Find the lines holding "материалов" and copy them.

Data excerpts:
------------------------
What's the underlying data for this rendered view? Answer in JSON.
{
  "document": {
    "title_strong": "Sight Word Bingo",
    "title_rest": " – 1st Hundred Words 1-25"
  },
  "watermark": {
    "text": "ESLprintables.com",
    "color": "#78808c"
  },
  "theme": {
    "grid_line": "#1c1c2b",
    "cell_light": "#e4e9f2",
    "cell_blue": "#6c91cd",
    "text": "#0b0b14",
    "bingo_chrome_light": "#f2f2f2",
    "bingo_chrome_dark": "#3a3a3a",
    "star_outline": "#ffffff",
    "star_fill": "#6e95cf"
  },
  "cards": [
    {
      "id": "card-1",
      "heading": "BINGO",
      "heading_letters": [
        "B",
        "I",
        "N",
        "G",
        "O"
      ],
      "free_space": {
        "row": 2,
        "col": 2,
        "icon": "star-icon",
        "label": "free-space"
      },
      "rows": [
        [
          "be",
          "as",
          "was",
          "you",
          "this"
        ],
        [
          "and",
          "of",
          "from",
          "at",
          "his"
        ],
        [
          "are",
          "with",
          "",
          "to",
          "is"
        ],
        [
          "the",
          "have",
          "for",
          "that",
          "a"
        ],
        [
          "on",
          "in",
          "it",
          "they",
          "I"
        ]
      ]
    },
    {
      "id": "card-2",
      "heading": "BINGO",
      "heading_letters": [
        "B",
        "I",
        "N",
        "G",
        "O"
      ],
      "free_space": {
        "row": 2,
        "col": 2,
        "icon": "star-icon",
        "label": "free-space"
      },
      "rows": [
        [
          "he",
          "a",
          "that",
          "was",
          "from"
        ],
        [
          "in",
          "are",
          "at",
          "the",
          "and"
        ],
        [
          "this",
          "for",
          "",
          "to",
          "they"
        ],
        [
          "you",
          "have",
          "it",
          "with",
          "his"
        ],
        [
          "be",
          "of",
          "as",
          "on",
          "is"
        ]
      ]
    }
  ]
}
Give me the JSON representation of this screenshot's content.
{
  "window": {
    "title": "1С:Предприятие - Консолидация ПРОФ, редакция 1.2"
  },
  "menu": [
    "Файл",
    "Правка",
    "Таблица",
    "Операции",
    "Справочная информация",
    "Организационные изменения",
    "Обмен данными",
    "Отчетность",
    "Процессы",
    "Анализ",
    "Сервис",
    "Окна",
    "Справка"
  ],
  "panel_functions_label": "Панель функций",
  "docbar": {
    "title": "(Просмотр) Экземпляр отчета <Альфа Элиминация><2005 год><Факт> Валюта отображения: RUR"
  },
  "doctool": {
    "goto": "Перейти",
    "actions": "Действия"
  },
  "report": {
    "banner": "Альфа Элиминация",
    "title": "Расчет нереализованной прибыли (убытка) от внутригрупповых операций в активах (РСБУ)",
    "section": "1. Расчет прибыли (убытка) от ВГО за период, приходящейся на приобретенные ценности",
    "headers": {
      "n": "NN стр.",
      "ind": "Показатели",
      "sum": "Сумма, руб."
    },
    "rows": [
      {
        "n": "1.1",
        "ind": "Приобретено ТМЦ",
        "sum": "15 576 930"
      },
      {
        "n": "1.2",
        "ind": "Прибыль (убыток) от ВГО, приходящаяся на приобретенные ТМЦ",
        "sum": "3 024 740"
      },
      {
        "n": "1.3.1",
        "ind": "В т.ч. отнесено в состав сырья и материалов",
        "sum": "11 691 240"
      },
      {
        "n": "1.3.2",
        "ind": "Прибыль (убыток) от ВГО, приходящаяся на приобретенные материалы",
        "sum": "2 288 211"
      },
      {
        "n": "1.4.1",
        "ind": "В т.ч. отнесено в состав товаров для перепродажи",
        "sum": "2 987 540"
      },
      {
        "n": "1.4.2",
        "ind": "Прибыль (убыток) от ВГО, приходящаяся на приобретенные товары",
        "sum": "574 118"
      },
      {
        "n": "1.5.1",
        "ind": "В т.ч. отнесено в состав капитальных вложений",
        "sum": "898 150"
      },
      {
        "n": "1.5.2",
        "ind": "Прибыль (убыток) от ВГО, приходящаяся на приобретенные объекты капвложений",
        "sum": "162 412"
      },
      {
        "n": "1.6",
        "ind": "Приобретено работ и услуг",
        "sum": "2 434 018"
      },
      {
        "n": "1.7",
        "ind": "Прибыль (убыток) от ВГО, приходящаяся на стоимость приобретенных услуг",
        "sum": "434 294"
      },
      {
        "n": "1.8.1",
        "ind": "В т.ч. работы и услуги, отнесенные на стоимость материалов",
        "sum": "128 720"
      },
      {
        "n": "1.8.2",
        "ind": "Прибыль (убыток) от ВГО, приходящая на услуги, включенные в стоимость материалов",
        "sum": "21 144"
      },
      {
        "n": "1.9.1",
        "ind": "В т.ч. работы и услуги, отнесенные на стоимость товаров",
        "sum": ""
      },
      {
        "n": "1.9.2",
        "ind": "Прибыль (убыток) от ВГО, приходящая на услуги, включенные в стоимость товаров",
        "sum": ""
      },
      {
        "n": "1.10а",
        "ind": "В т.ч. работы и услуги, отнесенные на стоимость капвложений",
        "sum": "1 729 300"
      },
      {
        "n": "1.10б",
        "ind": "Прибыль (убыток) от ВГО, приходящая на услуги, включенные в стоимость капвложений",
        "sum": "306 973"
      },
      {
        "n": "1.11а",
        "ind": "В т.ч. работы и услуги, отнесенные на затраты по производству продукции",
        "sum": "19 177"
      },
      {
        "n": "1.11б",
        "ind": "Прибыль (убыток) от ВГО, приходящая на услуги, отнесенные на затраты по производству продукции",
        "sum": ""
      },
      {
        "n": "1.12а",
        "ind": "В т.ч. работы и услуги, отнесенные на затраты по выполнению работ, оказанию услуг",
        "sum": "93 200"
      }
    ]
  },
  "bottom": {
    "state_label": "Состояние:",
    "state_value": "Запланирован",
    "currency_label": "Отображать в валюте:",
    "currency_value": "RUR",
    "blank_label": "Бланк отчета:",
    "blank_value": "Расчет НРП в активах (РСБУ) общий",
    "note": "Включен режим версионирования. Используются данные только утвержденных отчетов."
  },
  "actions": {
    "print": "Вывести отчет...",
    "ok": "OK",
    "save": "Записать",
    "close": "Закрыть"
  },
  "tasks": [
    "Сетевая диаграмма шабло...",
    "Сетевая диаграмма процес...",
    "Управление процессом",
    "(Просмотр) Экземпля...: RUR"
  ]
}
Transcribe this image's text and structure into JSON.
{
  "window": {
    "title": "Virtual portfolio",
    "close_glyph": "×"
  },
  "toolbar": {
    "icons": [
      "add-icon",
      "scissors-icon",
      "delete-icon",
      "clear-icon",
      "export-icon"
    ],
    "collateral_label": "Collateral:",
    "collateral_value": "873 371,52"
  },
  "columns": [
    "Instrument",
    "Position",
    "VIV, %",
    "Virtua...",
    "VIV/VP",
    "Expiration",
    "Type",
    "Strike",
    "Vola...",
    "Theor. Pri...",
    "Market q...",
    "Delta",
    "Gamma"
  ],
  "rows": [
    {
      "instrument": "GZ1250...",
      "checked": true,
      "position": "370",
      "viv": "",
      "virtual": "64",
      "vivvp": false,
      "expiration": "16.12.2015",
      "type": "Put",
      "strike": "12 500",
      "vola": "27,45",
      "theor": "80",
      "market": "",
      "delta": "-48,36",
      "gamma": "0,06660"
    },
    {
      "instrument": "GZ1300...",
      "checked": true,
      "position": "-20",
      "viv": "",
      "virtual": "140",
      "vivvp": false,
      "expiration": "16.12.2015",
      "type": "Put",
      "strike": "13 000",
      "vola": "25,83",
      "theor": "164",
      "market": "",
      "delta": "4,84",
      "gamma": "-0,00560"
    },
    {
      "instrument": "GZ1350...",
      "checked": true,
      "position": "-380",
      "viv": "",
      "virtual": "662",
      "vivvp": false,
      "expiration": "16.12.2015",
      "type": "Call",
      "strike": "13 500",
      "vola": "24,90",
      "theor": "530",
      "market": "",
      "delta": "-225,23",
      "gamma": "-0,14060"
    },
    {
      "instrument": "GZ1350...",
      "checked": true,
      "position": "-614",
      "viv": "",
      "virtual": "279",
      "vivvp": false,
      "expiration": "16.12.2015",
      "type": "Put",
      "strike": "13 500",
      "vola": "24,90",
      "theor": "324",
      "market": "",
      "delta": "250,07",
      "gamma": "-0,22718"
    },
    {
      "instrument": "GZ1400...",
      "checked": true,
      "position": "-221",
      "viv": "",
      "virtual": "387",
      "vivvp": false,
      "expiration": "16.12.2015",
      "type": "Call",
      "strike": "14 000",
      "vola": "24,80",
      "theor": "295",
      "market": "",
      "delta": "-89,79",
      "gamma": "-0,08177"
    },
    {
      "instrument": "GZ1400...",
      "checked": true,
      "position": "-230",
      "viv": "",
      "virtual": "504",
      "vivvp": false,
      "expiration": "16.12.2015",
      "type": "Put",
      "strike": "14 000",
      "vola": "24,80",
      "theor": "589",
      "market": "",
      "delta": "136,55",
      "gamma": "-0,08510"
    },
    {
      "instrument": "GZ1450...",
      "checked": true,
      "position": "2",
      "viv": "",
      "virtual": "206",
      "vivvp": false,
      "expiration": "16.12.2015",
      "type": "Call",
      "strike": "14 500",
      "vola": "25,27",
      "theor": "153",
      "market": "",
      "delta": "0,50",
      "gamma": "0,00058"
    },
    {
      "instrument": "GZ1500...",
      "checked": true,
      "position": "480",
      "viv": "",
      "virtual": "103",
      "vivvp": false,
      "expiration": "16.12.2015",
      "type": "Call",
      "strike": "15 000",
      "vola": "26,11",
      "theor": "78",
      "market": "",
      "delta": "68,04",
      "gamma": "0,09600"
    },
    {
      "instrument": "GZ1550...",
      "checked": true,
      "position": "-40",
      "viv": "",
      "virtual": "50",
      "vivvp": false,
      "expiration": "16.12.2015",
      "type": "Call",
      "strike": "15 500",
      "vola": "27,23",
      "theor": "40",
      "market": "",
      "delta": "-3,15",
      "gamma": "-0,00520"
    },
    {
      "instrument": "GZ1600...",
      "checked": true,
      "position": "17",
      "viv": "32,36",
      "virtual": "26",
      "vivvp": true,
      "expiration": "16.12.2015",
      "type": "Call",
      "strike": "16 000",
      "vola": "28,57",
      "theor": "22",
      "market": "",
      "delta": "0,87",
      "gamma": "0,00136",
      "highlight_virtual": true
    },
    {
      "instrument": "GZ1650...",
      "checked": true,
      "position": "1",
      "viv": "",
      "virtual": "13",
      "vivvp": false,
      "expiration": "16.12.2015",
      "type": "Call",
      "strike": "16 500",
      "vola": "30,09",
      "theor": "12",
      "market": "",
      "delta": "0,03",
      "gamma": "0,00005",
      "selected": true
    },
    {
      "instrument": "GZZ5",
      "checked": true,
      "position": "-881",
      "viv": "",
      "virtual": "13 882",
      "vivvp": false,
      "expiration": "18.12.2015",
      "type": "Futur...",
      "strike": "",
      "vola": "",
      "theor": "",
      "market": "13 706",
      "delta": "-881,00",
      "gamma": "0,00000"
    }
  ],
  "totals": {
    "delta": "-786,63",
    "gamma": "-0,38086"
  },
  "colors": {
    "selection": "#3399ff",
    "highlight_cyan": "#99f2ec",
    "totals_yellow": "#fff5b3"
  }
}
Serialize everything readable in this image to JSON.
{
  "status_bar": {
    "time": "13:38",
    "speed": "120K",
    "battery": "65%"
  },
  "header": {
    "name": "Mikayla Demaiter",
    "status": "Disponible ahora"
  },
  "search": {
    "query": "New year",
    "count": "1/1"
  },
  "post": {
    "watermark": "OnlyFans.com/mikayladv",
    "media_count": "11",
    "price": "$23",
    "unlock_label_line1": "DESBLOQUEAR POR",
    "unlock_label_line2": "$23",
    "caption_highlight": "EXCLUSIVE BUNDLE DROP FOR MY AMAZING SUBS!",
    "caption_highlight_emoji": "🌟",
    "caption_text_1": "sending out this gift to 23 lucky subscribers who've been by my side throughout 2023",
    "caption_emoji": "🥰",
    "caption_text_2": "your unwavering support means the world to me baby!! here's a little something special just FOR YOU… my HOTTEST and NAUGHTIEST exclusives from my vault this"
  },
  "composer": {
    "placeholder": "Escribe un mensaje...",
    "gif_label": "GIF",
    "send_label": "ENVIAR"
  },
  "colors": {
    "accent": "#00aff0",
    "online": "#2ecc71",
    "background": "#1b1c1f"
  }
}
------------------------
## Reply
        "ind": "В т.ч. отнесено в состав сырья и материалов",
        "ind": "В т.ч. работы и услуги, отнесенные на стоимость материалов",
        "ind": "Прибыль (убыток) от ВГО, приходящая на услуги, включенные в стоимость материалов",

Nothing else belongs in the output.